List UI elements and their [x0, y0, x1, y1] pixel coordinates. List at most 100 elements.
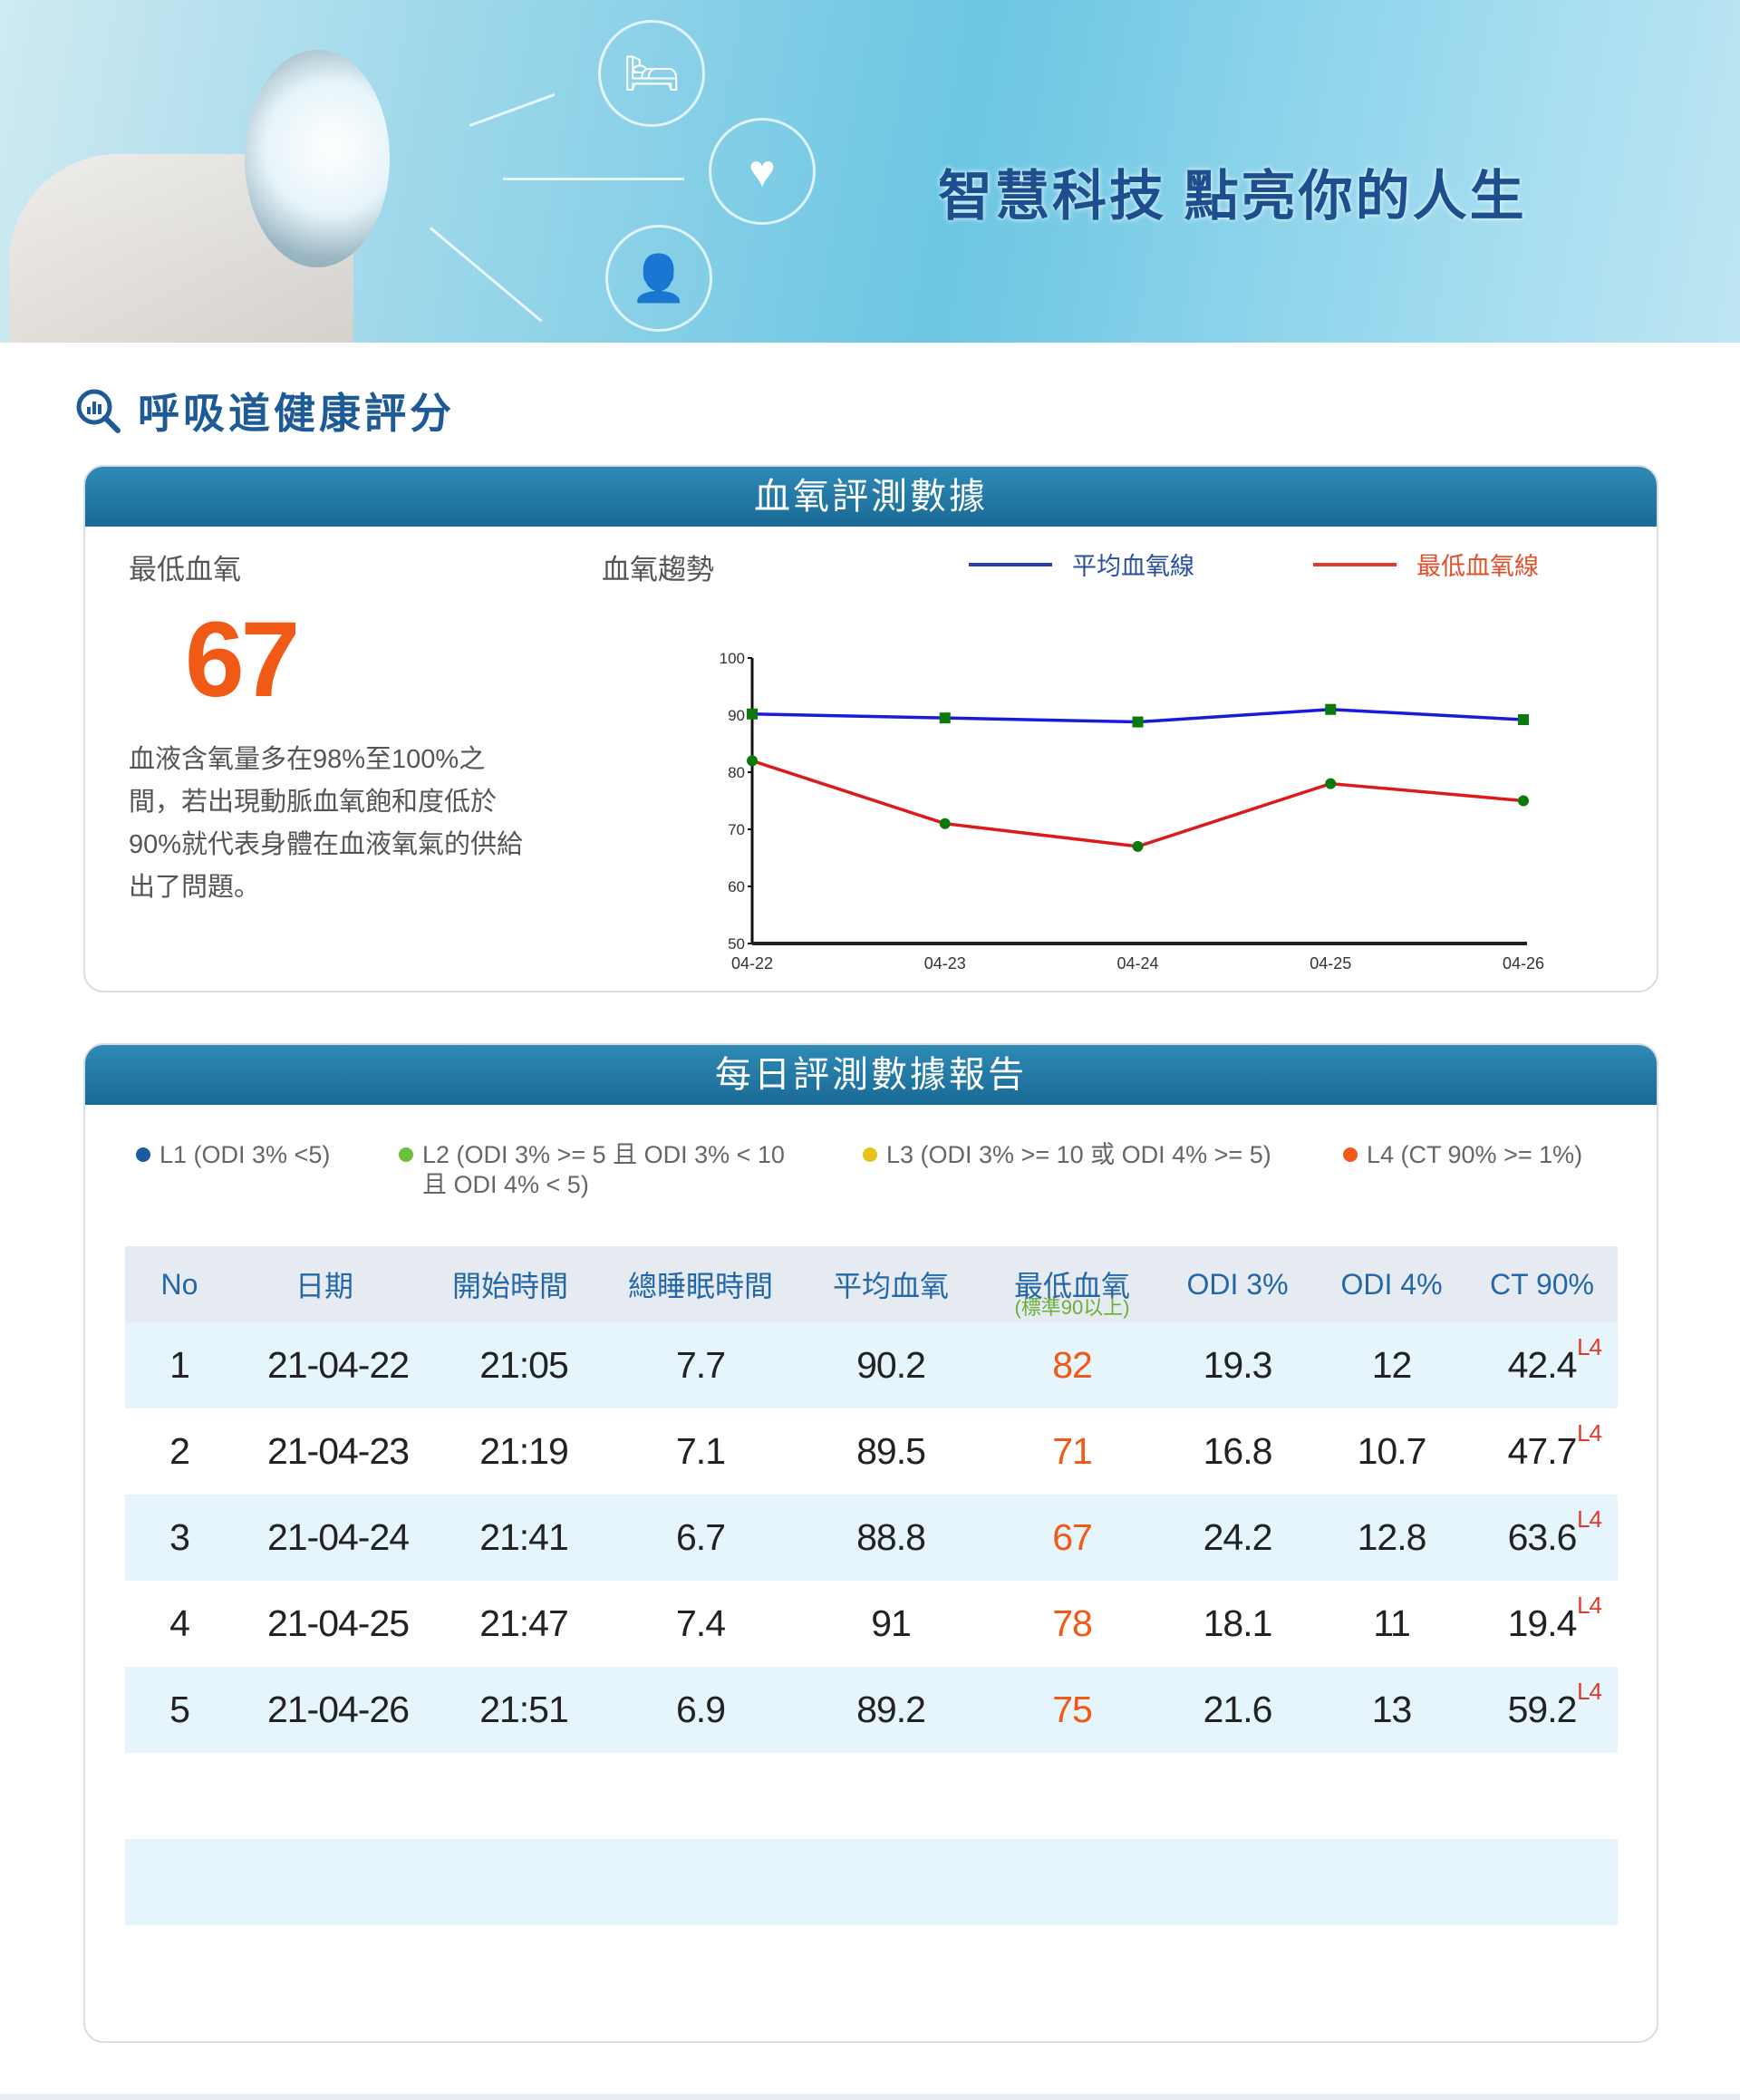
column-header-label: CT 90%	[1489, 1267, 1594, 1301]
stethoscope-illustration	[245, 50, 390, 267]
cell-min	[986, 1839, 1158, 1925]
table-row[interactable]: 4 21-04-25 21:47 7.4 91 78 18.1 11 19.4 L4	[125, 1581, 1618, 1667]
cell-start	[415, 1753, 605, 1839]
cell-ct90: 19.4 L4	[1466, 1581, 1618, 1667]
cell-no	[125, 1839, 234, 1925]
cell-no: 1	[125, 1322, 234, 1408]
cell-odi4: 11	[1317, 1581, 1466, 1667]
level-badge: L4	[1577, 1333, 1602, 1360]
cell-value: 21.6	[1203, 1689, 1273, 1730]
table-row[interactable]: 1 21-04-22 21:05 7.7 90.2 82 19.3 12 42.4 L4	[125, 1322, 1618, 1408]
cell-min: 82	[986, 1322, 1158, 1408]
cell-min: 78	[986, 1581, 1158, 1667]
cell-value: 12	[1371, 1344, 1413, 1386]
trend-label: 血氧趨勢	[602, 554, 714, 585]
cell-odi3: 19.3	[1158, 1322, 1317, 1408]
min-oxygen-standard-note: (標準90以上)	[1014, 1296, 1130, 1319]
cell-avg: 90.2	[796, 1322, 986, 1408]
cell-start: 21:41	[415, 1495, 605, 1581]
cell-value: 16.8	[1203, 1430, 1273, 1472]
cell-value: 18.1	[1203, 1602, 1273, 1644]
column-header[interactable]: CT 90%	[1466, 1246, 1618, 1322]
column-header[interactable]: No	[125, 1246, 234, 1322]
table-row[interactable]: 5 21-04-26 21:51 6.9 89.2 75 21.6 13 59.2 L4	[125, 1667, 1618, 1753]
cell-value: 21-04-23	[266, 1430, 410, 1472]
column-header[interactable]: 總睡眠時間	[605, 1246, 796, 1322]
table-row[interactable]: 2 21-04-23 21:19 7.1 89.5 71 16.8 10.7 47.7 L4	[125, 1408, 1618, 1495]
cell-avg: 89.2	[796, 1667, 986, 1753]
section-title-text: 呼吸道健康評分	[138, 390, 455, 437]
level-badge: L4	[1577, 1419, 1602, 1447]
avg-point	[1518, 714, 1529, 726]
table-row[interactable]: 3 21-04-24 21:41 6.7 88.8 67 24.2 12.8 63.6 L4	[125, 1495, 1618, 1581]
cell-odi3: 18.1	[1158, 1581, 1317, 1667]
legend-min-label: 最低血氧線	[1416, 553, 1539, 580]
cell-value: 67	[1052, 1516, 1093, 1558]
column-header[interactable]: ODI 3%	[1158, 1246, 1317, 1322]
cell-avg: 89.5	[796, 1408, 986, 1495]
table-row[interactable]	[125, 1839, 1618, 1925]
legend-l3: L3 (ODI 3% >= 10 或 ODI 4% >= 5)	[863, 1140, 1271, 1170]
cell-value: 21:47	[479, 1602, 569, 1644]
cell-sleep: 7.7	[605, 1322, 796, 1408]
cell-date	[234, 1839, 415, 1925]
column-header[interactable]: 開始時間	[415, 1246, 605, 1322]
cell-avg	[796, 1753, 986, 1839]
column-header-label: 總睡眠時間	[627, 1270, 773, 1302]
cell-odi4: 12.8	[1317, 1495, 1466, 1581]
cell-start: 21:51	[415, 1667, 605, 1753]
column-header[interactable]: 最低血氧 (標準90以上)	[986, 1246, 1158, 1322]
cell-value: 1	[169, 1344, 190, 1386]
banner: 🛏 ♥ 👤 智慧科技 點亮你的人生	[0, 0, 1740, 343]
cell-sleep	[605, 1839, 796, 1925]
cell-ct90: 42.4 L4	[1466, 1322, 1618, 1408]
cell-odi3: 21.6	[1158, 1667, 1317, 1753]
cell-date: 21-04-22	[234, 1322, 415, 1408]
cell-value: 82	[1052, 1344, 1093, 1386]
cell-odi3	[1158, 1753, 1317, 1839]
cell-date	[234, 1753, 415, 1839]
banner-title: 智慧科技 點亮你的人生	[938, 166, 1527, 227]
column-header[interactable]: 平均血氧	[796, 1246, 986, 1322]
cell-sleep: 6.7	[605, 1495, 796, 1581]
column-header[interactable]: ODI 4%	[1317, 1246, 1466, 1322]
cell-date: 21-04-24	[234, 1495, 415, 1581]
legend-l3-label: L3 (ODI 3% >= 10 或 ODI 4% >= 5)	[886, 1141, 1271, 1168]
cell-value: 6.7	[676, 1516, 726, 1558]
cell-value: 59.2	[1507, 1689, 1578, 1730]
l3-dot-icon	[863, 1147, 877, 1162]
column-header-label: 最低血氧	[1013, 1270, 1130, 1302]
cell-value: 47.7	[1507, 1430, 1578, 1472]
section-title: 呼吸道健康評分	[74, 381, 455, 440]
y-tick-label: 50	[728, 935, 745, 953]
legend-min: 最低血氧線	[1313, 547, 1539, 582]
cell-odi3: 24.2	[1158, 1495, 1317, 1581]
cell-value: 21-04-22	[266, 1344, 410, 1386]
y-tick-label: 80	[728, 764, 745, 781]
legend-l1-label: L1 (ODI 3% <5)	[160, 1141, 331, 1168]
cell-ct90	[1466, 1753, 1618, 1839]
cell-no: 5	[125, 1667, 234, 1753]
oxygen-trend-chart: 50 60 70 80 90 100 04-22 04-23 04-24 04-25 04-26	[720, 650, 1544, 973]
cell-ct90: 47.7 L4	[1466, 1408, 1618, 1495]
cell-value: 12.8	[1357, 1516, 1427, 1558]
daily-card-header: 每日評測數據報告	[85, 1045, 1657, 1105]
x-tick-label: 04-26	[1503, 954, 1544, 973]
level-badge: L4	[1577, 1592, 1602, 1619]
cell-value: 21-04-25	[266, 1602, 410, 1644]
table-row[interactable]	[125, 1753, 1618, 1839]
cell-value: 91	[871, 1602, 912, 1644]
cell-avg: 91	[796, 1581, 986, 1667]
legend-avg: 平均血氧線	[969, 547, 1194, 582]
cell-avg	[796, 1839, 986, 1925]
cell-no: 4	[125, 1581, 234, 1667]
oxygen-card: 血氧評測數據 最低血氧 67 血液含氧量多在98%至100%之間，若出現動脈血氧…	[83, 465, 1658, 992]
cell-avg: 88.8	[796, 1495, 986, 1581]
search-chart-icon	[76, 389, 121, 433]
cell-value: 2	[169, 1430, 190, 1472]
x-tick-label: 04-25	[1310, 954, 1351, 973]
cell-value: 19.3	[1203, 1344, 1273, 1386]
l1-dot-icon	[136, 1147, 150, 1162]
column-header[interactable]: 日期	[234, 1246, 415, 1322]
sleep-bed-icon: 🛏	[598, 20, 705, 127]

.....

# WRITTEN TASK:
Copy all of the lines above exactly, but leave out the pictures.

# THE RESPONSE:
List UI elements and their [x0, y0, x1, y1] pixel coordinates. List at most 100 elements.
column-header-label: CT 90%	[1489, 1267, 1594, 1301]
stethoscope-illustration	[245, 50, 390, 267]
cell-min	[986, 1839, 1158, 1925]
table-row[interactable]: 4 21-04-25 21:47 7.4 91 78 18.1 11 19.4 L4	[125, 1581, 1618, 1667]
cell-start	[415, 1753, 605, 1839]
cell-ct90: 19.4 L4	[1466, 1581, 1618, 1667]
cell-no	[125, 1839, 234, 1925]
cell-no: 1	[125, 1322, 234, 1408]
cell-odi4: 11	[1317, 1581, 1466, 1667]
level-badge: L4	[1577, 1333, 1602, 1360]
cell-value: 21.6	[1203, 1689, 1273, 1730]
table-row[interactable]: 1 21-04-22 21:05 7.7 90.2 82 19.3 12 42.4 L4	[125, 1322, 1618, 1408]
cell-min: 82	[986, 1322, 1158, 1408]
cell-min: 78	[986, 1581, 1158, 1667]
cell-value: 12	[1371, 1344, 1413, 1386]
trend-label: 血氧趨勢	[602, 554, 714, 585]
cell-odi3: 19.3	[1158, 1322, 1317, 1408]
min-oxygen-standard-note: (標準90以上)	[1014, 1296, 1130, 1319]
cell-avg: 90.2	[796, 1322, 986, 1408]
cell-start: 21:41	[415, 1495, 605, 1581]
cell-value: 16.8	[1203, 1430, 1273, 1472]
cell-value: 18.1	[1203, 1602, 1273, 1644]
column-header[interactable]: CT 90%	[1466, 1246, 1618, 1322]
column-header[interactable]: No	[125, 1246, 234, 1322]
table-row[interactable]: 5 21-04-26 21:51 6.9 89.2 75 21.6 13 59.2 L4	[125, 1667, 1618, 1753]
cell-value: 21-04-23	[266, 1430, 410, 1472]
column-header[interactable]: 總睡眠時間	[605, 1246, 796, 1322]
table-row[interactable]: 2 21-04-23 21:19 7.1 89.5 71 16.8 10.7 47.7 L4	[125, 1408, 1618, 1495]
cell-avg: 89.2	[796, 1667, 986, 1753]
section-title-text: 呼吸道健康評分	[138, 390, 455, 437]
level-badge: L4	[1577, 1419, 1602, 1447]
avg-point	[1518, 714, 1529, 726]
table-row[interactable]: 3 21-04-24 21:41 6.7 88.8 67 24.2 12.8 63.6 L4	[125, 1495, 1618, 1581]
cell-odi3: 18.1	[1158, 1581, 1317, 1667]
legend-min-label: 最低血氧線	[1416, 553, 1539, 580]
cell-value: 67	[1052, 1516, 1093, 1558]
column-header[interactable]: ODI 3%	[1158, 1246, 1317, 1322]
cell-avg: 89.5	[796, 1408, 986, 1495]
table-row[interactable]	[125, 1839, 1618, 1925]
legend-l3: L3 (ODI 3% >= 10 或 ODI 4% >= 5)	[863, 1140, 1271, 1170]
cell-value: 21:47	[479, 1602, 569, 1644]
cell-sleep: 7.7	[605, 1322, 796, 1408]
cell-date	[234, 1839, 415, 1925]
column-header[interactable]: 開始時間	[415, 1246, 605, 1322]
cell-avg	[796, 1753, 986, 1839]
column-header-label: 總睡眠時間	[627, 1270, 773, 1302]
cell-odi4: 12.8	[1317, 1495, 1466, 1581]
cell-start: 21:51	[415, 1667, 605, 1753]
column-header[interactable]: 最低血氧 (標準90以上)	[986, 1246, 1158, 1322]
cell-value: 1	[169, 1344, 190, 1386]
banner: 🛏 ♥ 👤 智慧科技 點亮你的人生	[0, 0, 1740, 343]
cell-sleep	[605, 1839, 796, 1925]
cell-ct90: 42.4 L4	[1466, 1322, 1618, 1408]
cell-odi3: 21.6	[1158, 1667, 1317, 1753]
cell-date: 21-04-22	[234, 1322, 415, 1408]
cell-value: 82	[1052, 1344, 1093, 1386]
cell-odi3	[1158, 1753, 1317, 1839]
cell-date	[234, 1753, 415, 1839]
banner-title: 智慧科技 點亮你的人生	[938, 166, 1527, 227]
column-header[interactable]: 平均血氧	[796, 1246, 986, 1322]
cell-sleep: 6.7	[605, 1495, 796, 1581]
column-header[interactable]: ODI 4%	[1317, 1246, 1466, 1322]
cell-date: 21-04-24	[234, 1495, 415, 1581]
legend-l3-label: L3 (ODI 3% >= 10 或 ODI 4% >= 5)	[886, 1141, 1271, 1168]
cell-value: 6.7	[676, 1516, 726, 1558]
cell-value: 59.2	[1507, 1689, 1578, 1730]
l3-dot-icon	[863, 1147, 877, 1162]
column-header-label: 最低血氧	[1013, 1270, 1130, 1302]
cell-value: 47.7	[1507, 1430, 1578, 1472]
section-title: 呼吸道健康評分	[74, 381, 455, 440]
y-tick-label: 50	[728, 935, 745, 953]
legend-min: 最低血氧線	[1313, 547, 1539, 582]
cell-odi3: 24.2	[1158, 1495, 1317, 1581]
cell-value: 21-04-22	[266, 1344, 410, 1386]
y-tick-label: 80	[728, 764, 745, 781]
legend-l1-label: L1 (ODI 3% <5)	[160, 1141, 331, 1168]
cell-ct90	[1466, 1753, 1618, 1839]
cell-no: 5	[125, 1667, 234, 1753]
oxygen-trend-chart: 50 60 70 80 90 100 04-22 04-23 04-24 04-25 04-26	[720, 650, 1544, 973]
cell-ct90: 47.7 L4	[1466, 1408, 1618, 1495]
cell-value: 12.8	[1357, 1516, 1427, 1558]
daily-card-header: 每日評測數據報告	[85, 1045, 1657, 1105]
x-tick-label: 04-26	[1503, 954, 1544, 973]
level-badge: L4	[1577, 1592, 1602, 1619]
cell-value: 21-04-25	[266, 1602, 410, 1644]
table-row[interactable]	[125, 1753, 1618, 1839]
cell-value: 91	[871, 1602, 912, 1644]
cell-avg: 91	[796, 1581, 986, 1667]
legend-avg: 平均血氧線	[969, 547, 1194, 582]
cell-avg	[796, 1839, 986, 1925]
cell-no: 4	[125, 1581, 234, 1667]
oxygen-card: 血氧評測數據 最低血氧 67 血液含氧量多在98%至100%之間，若出現動脈血氧…	[83, 465, 1658, 992]
cell-avg: 88.8	[796, 1495, 986, 1581]
search-chart-icon	[76, 389, 121, 433]
cell-value: 2	[169, 1430, 190, 1472]
x-tick-label: 04-25	[1310, 954, 1351, 973]
cell-value: 19.3	[1203, 1344, 1273, 1386]
l1-dot-icon	[136, 1147, 150, 1162]
column-header[interactable]: 日期	[234, 1246, 415, 1322]
sleep-bed-icon: 🛏	[598, 20, 705, 127]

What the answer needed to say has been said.